(Saved entries)

══════════

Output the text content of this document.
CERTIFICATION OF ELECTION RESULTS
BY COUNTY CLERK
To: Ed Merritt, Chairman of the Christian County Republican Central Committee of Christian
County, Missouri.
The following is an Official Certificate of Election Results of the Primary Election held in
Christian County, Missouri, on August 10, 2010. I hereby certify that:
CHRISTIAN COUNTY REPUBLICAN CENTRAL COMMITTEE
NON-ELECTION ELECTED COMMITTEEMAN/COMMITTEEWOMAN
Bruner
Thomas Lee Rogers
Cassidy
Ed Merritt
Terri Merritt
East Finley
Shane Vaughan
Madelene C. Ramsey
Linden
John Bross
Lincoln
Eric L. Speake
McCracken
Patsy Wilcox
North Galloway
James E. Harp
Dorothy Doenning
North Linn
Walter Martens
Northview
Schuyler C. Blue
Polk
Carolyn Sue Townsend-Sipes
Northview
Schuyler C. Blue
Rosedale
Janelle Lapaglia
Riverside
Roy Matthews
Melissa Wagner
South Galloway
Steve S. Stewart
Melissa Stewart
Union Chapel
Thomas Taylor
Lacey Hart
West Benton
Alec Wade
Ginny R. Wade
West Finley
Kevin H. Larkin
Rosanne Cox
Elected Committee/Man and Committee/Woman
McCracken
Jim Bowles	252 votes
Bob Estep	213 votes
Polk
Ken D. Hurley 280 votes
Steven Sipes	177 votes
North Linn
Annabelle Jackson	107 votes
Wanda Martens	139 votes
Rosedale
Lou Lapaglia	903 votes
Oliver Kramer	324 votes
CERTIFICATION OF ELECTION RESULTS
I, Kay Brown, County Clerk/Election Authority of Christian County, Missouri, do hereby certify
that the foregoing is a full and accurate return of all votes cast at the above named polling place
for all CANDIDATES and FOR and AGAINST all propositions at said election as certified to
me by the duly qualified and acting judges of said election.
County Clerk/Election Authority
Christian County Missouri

══════════

Given request |
Using the records above, copy every line that has the word "certify" in it.

Correct answer |
Christian County, Missouri, on August 10, 2010. I hereby certify that:
I, Kay Brown, County Clerk/Election Authority of Christian County, Missouri, do hereby certify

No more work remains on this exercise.